→ **Request**: From the listing below, pick out each line with the word "content".

══ Material provided

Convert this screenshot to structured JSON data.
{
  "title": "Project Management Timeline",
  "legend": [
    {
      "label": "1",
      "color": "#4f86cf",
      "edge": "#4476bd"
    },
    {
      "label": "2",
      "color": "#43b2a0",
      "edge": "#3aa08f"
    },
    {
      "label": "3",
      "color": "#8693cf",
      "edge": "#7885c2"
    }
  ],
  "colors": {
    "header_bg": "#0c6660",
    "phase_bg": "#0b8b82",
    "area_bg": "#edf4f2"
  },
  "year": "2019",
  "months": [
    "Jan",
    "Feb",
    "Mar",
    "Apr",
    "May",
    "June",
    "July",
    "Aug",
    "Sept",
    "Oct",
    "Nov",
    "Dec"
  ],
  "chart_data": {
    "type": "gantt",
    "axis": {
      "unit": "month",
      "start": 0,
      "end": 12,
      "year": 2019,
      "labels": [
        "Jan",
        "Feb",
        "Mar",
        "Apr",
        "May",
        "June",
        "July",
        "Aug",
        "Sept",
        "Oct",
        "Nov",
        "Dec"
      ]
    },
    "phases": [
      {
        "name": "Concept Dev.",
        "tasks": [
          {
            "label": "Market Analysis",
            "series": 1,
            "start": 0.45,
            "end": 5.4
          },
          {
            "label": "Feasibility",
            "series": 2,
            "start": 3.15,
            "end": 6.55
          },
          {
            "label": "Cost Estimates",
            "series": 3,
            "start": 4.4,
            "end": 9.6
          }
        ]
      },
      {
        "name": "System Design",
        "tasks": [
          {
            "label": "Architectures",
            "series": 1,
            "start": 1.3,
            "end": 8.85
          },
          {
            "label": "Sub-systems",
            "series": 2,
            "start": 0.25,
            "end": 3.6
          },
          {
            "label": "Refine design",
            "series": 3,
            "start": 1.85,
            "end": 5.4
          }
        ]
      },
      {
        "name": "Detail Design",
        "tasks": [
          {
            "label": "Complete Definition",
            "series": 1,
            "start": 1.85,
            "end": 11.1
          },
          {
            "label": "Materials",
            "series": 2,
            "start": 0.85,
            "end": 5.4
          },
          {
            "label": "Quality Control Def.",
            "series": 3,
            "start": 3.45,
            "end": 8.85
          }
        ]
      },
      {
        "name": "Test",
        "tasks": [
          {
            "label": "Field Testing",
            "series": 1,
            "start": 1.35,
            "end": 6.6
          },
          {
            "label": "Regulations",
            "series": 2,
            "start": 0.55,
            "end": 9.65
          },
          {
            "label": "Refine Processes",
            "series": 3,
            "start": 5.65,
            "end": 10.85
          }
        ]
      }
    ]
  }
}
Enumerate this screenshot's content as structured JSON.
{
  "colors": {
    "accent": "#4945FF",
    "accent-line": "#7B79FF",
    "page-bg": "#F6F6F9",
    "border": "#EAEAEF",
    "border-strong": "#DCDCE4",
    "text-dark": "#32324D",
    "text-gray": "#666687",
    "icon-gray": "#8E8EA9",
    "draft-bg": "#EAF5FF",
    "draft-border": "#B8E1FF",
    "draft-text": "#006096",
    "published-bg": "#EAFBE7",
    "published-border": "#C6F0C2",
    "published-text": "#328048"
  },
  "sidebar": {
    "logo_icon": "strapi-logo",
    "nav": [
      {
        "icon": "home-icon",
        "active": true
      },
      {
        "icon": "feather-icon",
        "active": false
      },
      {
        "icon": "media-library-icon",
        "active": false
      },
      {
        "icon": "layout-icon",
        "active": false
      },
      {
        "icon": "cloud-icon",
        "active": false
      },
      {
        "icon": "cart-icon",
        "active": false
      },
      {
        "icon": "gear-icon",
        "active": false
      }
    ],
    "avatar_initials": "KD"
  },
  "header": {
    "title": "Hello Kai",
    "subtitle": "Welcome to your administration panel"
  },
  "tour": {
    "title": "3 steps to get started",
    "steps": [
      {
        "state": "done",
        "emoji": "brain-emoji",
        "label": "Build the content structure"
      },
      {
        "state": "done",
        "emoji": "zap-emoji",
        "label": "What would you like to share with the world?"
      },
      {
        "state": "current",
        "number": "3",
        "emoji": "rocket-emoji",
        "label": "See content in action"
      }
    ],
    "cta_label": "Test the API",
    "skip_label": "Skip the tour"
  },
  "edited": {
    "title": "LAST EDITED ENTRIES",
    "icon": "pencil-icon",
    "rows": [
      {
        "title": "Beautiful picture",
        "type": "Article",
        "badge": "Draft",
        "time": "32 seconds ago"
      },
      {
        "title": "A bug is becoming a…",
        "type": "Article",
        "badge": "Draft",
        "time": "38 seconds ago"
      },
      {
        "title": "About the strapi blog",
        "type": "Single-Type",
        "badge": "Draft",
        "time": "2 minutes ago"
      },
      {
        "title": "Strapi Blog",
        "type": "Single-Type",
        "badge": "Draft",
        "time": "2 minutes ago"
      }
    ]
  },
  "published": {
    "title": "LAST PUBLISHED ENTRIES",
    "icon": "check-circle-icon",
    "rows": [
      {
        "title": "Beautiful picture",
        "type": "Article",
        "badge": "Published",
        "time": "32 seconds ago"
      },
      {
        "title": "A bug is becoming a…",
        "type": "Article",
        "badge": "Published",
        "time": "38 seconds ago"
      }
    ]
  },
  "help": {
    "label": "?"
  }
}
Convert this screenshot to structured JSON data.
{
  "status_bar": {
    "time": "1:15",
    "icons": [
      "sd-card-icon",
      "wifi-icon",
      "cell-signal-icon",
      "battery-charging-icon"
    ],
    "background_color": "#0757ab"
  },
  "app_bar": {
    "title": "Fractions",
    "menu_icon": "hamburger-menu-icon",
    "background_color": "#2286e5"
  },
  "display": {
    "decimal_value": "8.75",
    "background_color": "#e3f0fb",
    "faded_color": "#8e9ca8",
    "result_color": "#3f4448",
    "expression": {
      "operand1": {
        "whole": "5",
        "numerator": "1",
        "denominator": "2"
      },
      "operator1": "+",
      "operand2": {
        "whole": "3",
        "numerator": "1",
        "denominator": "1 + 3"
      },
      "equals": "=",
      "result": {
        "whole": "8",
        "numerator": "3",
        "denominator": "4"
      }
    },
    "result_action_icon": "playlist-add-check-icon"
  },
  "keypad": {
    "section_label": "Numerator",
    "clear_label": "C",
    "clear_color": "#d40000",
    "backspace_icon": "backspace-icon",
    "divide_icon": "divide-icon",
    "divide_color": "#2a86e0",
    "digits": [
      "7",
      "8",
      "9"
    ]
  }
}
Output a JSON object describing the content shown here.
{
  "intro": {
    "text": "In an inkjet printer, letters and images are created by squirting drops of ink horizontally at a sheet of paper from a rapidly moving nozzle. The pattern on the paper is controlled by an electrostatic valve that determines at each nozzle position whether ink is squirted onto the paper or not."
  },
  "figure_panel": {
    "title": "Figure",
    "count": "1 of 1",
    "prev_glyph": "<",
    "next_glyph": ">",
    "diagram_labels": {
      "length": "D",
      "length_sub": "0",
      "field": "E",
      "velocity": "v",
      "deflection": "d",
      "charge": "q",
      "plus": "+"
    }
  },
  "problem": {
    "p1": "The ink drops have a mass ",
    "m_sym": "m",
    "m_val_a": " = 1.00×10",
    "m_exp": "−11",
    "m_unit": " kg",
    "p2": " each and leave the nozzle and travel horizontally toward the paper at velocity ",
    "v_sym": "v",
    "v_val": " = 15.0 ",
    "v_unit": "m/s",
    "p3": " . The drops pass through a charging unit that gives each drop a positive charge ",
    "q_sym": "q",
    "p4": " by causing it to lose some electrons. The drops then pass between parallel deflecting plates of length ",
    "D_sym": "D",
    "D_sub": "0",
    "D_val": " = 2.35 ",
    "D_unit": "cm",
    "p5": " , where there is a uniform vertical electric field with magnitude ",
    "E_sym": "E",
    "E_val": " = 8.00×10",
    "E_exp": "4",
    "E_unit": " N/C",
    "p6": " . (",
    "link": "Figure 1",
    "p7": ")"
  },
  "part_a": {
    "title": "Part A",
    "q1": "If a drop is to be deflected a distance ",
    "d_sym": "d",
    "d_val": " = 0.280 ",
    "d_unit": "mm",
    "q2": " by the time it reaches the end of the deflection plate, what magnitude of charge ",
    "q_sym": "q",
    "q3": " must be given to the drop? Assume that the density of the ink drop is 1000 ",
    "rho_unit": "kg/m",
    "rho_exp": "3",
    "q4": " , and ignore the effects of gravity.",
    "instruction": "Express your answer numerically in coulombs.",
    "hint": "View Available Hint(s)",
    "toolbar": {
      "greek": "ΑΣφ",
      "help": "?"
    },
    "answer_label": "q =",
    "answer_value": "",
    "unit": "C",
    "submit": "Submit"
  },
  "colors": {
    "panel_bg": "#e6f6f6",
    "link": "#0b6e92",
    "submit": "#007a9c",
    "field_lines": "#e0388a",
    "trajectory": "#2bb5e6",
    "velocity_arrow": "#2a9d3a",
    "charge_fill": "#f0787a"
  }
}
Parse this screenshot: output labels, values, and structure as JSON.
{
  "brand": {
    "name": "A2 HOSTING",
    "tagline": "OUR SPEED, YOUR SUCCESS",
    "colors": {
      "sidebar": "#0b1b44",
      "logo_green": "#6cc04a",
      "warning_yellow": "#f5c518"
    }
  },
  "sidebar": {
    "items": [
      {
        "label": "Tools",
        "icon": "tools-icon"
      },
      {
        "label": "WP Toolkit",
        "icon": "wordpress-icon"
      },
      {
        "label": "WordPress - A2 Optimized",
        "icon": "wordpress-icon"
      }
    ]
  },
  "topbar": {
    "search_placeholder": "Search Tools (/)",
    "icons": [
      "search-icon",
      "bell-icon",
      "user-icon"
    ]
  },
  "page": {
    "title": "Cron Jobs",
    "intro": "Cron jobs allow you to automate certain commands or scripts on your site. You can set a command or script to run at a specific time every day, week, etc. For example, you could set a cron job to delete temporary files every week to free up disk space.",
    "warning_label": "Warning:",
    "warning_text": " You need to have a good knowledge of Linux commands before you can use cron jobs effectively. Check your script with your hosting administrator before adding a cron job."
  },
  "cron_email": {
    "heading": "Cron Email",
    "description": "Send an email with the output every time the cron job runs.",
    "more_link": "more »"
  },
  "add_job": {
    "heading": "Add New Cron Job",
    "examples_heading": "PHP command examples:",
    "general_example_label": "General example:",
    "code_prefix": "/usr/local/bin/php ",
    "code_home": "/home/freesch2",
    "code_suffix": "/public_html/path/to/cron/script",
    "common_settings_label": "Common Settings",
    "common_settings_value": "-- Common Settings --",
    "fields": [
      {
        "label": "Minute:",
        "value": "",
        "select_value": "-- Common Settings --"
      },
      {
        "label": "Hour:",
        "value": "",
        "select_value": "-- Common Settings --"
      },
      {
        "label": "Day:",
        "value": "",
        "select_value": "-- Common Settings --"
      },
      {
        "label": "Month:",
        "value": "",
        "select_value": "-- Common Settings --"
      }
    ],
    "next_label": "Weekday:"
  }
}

════

→ **Correct response**:
Enumerate this screenshot's content as structured JSON.
        "label": "Build the content structure"
        "label": "See content in action"
Output a JSON object describing the content shown here.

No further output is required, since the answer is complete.